Only lines holding the string "Name" are wanted; copy each one from the material.

□ □ □ □

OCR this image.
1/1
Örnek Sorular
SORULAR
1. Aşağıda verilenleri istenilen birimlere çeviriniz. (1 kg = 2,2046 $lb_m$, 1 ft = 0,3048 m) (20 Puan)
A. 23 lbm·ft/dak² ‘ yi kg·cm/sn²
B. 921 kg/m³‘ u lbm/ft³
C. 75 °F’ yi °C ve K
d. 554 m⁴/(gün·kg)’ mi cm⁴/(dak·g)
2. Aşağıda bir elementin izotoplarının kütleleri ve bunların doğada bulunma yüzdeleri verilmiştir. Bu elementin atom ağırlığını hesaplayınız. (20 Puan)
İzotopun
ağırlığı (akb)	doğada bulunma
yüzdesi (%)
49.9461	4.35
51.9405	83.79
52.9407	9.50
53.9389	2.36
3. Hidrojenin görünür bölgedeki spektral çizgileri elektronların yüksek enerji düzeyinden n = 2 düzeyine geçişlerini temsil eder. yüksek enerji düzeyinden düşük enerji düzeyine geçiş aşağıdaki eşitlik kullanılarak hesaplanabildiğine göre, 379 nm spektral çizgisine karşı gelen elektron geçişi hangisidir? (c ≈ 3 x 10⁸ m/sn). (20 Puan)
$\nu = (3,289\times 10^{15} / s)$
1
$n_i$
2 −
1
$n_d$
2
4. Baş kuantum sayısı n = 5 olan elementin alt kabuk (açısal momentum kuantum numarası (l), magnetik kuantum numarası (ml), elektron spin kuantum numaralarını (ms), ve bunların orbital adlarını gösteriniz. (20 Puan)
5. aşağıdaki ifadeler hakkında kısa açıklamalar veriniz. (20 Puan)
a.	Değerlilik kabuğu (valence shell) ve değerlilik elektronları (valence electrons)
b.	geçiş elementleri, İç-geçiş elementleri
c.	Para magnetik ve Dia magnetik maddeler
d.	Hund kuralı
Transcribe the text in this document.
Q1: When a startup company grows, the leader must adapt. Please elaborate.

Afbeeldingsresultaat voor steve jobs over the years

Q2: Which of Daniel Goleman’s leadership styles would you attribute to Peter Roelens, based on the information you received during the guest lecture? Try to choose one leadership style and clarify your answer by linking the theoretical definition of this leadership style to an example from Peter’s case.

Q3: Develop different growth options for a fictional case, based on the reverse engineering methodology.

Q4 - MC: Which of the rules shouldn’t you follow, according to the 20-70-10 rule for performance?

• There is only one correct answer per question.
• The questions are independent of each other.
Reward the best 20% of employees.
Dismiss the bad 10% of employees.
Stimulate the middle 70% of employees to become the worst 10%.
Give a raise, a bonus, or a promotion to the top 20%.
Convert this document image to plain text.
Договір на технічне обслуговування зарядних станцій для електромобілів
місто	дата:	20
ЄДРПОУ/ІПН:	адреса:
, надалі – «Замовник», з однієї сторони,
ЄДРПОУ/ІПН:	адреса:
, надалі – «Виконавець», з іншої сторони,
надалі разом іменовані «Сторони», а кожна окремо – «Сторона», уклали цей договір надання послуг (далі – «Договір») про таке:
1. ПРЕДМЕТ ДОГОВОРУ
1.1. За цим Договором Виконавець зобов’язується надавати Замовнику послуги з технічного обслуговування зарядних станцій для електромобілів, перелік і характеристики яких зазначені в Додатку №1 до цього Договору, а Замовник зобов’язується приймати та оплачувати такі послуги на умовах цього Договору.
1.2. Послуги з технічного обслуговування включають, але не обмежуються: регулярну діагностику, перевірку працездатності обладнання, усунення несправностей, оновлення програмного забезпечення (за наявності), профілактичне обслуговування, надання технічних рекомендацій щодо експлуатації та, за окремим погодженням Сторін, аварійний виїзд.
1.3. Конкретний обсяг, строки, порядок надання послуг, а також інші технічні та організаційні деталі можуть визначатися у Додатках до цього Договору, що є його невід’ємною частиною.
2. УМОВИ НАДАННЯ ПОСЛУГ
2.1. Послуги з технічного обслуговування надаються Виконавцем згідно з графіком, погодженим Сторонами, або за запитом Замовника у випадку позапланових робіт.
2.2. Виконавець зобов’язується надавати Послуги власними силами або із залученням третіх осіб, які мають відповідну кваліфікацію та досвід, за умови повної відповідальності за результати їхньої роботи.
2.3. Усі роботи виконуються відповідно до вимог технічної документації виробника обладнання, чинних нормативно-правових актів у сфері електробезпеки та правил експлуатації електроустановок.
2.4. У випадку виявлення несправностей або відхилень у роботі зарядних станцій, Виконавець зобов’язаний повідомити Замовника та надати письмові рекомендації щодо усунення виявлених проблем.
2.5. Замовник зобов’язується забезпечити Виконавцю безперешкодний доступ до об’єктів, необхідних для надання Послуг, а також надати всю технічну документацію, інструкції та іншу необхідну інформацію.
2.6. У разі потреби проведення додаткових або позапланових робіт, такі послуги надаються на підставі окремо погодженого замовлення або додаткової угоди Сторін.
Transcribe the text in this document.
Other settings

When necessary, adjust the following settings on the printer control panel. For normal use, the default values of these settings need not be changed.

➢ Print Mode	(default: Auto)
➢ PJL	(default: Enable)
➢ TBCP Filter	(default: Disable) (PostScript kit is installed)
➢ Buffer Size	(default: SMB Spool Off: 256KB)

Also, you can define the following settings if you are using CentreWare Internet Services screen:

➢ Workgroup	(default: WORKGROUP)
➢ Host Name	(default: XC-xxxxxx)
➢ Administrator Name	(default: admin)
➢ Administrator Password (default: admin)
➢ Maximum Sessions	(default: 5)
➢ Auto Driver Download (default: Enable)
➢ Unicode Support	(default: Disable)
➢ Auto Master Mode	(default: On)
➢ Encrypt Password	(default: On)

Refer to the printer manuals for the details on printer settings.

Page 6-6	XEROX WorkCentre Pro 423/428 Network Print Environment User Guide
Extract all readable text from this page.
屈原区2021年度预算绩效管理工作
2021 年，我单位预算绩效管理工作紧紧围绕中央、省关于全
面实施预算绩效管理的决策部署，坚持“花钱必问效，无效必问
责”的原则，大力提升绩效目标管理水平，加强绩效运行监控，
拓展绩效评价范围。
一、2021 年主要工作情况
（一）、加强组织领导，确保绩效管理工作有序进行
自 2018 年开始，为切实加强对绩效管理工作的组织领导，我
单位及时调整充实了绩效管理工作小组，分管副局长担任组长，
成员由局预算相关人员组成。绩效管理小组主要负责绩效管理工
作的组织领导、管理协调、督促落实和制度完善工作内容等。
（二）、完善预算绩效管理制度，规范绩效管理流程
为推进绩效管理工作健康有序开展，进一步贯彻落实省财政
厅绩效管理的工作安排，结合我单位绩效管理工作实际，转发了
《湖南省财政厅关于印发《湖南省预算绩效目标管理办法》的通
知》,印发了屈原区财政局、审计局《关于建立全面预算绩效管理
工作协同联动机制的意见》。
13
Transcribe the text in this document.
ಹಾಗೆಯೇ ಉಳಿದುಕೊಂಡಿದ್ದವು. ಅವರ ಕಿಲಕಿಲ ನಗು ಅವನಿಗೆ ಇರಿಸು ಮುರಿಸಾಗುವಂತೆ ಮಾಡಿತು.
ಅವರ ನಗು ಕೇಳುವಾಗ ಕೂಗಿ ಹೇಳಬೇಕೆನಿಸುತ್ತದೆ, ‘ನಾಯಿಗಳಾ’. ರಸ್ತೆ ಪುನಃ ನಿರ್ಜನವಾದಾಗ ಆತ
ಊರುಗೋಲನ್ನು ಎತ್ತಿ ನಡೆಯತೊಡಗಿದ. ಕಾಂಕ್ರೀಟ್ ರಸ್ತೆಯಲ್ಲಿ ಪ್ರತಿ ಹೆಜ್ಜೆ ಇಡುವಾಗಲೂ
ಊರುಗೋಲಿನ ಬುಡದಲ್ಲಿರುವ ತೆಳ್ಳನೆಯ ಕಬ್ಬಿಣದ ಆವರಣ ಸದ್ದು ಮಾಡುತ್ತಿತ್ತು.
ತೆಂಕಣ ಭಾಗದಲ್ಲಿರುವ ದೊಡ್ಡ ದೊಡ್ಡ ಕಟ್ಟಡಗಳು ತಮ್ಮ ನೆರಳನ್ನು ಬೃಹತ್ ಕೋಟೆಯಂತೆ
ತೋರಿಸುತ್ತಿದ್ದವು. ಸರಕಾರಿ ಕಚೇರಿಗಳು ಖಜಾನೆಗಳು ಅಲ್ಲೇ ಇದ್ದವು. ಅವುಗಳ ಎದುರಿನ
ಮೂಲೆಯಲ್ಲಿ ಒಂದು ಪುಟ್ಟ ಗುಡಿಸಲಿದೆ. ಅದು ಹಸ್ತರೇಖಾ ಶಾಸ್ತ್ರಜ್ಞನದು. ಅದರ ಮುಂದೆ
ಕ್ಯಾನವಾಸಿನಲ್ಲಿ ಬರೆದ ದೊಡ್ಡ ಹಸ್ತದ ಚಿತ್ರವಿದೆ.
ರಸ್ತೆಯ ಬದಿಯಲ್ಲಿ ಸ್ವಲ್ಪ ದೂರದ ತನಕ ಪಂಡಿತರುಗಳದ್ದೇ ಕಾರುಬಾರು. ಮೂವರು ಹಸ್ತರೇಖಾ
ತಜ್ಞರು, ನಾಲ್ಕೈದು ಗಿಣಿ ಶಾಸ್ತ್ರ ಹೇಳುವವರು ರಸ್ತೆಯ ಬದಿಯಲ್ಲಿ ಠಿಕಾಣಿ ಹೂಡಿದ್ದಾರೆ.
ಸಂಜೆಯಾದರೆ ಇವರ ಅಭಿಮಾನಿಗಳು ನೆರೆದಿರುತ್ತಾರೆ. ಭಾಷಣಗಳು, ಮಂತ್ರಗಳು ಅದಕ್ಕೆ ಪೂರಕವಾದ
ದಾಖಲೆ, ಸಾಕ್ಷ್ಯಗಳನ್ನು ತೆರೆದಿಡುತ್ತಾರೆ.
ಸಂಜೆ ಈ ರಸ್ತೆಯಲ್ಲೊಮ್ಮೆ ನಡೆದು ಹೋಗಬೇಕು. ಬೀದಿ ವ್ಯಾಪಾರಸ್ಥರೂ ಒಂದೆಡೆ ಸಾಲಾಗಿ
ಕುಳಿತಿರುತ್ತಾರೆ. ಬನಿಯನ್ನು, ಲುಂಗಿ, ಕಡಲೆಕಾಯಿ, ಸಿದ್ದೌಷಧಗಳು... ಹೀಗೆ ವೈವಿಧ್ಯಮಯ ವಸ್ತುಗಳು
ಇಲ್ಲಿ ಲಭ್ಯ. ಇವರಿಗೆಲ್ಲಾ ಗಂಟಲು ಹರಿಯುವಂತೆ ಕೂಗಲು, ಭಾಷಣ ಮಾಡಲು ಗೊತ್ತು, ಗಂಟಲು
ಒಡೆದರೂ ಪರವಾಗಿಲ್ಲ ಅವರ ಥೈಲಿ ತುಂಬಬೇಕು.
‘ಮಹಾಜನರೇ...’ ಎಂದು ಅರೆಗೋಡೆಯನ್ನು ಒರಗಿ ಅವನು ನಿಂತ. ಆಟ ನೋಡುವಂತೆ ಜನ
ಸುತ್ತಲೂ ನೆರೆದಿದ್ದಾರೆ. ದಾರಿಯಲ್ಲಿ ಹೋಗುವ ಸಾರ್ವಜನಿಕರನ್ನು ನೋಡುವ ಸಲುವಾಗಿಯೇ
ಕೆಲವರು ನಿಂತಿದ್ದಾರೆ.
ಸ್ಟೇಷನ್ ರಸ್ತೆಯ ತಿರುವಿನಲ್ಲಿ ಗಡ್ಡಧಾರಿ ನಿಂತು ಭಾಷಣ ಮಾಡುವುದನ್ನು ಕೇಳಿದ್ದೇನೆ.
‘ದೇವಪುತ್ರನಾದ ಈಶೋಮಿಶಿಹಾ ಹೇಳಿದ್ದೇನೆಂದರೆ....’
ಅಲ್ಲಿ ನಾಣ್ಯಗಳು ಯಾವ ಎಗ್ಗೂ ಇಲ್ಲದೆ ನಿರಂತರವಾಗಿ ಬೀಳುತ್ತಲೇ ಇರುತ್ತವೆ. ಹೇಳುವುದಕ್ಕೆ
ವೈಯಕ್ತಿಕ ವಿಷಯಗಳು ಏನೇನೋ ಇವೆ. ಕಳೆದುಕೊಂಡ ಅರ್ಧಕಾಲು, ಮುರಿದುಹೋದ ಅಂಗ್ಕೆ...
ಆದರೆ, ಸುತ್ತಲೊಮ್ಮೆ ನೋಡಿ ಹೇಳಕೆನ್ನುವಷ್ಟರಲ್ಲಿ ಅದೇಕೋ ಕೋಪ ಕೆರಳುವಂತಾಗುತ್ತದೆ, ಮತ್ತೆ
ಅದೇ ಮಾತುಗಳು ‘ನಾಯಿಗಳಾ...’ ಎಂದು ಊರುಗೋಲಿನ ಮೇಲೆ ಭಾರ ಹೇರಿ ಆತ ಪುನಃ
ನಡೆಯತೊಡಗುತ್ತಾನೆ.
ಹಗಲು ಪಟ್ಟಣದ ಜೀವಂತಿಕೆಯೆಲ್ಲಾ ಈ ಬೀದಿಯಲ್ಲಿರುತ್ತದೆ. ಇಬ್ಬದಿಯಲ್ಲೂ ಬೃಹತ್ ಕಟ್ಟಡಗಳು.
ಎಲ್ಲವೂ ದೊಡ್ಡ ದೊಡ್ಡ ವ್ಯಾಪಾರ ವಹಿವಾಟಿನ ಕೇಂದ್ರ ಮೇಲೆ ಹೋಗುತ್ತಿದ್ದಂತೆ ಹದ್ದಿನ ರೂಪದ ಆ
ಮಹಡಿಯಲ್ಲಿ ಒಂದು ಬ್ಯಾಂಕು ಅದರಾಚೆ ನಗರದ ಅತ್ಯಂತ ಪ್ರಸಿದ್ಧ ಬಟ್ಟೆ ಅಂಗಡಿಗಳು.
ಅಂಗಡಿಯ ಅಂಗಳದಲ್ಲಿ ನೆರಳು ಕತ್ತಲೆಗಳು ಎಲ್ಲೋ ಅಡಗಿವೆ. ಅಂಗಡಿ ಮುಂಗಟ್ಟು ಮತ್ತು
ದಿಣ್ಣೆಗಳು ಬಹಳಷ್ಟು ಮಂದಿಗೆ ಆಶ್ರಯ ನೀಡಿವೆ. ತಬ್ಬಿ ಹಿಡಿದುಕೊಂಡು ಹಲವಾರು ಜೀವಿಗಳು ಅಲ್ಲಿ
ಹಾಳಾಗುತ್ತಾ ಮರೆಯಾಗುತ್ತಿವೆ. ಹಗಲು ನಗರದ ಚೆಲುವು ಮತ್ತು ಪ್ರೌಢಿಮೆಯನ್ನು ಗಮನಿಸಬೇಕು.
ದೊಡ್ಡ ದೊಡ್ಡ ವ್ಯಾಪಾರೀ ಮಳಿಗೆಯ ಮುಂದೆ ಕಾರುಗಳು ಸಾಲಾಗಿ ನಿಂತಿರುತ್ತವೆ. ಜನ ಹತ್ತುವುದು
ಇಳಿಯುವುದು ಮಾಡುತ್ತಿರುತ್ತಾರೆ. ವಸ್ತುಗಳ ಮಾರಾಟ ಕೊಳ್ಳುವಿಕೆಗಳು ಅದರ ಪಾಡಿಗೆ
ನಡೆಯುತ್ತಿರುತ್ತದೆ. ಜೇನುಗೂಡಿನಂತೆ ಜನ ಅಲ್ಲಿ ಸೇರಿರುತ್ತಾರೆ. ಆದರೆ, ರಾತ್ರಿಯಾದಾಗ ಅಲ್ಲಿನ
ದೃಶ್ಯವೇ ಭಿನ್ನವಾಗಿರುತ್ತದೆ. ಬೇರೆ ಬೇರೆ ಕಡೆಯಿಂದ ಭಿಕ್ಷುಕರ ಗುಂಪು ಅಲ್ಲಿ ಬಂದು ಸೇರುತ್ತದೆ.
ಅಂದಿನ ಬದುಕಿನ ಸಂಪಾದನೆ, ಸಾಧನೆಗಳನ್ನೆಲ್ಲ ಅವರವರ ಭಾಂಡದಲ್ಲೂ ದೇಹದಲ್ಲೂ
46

□ □ □ □

- [OUTPUT FOR THIS EXERCISE]
➢ Host Name	(default: XC-xxxxxx)
➢ Administrator Name	(default: admin)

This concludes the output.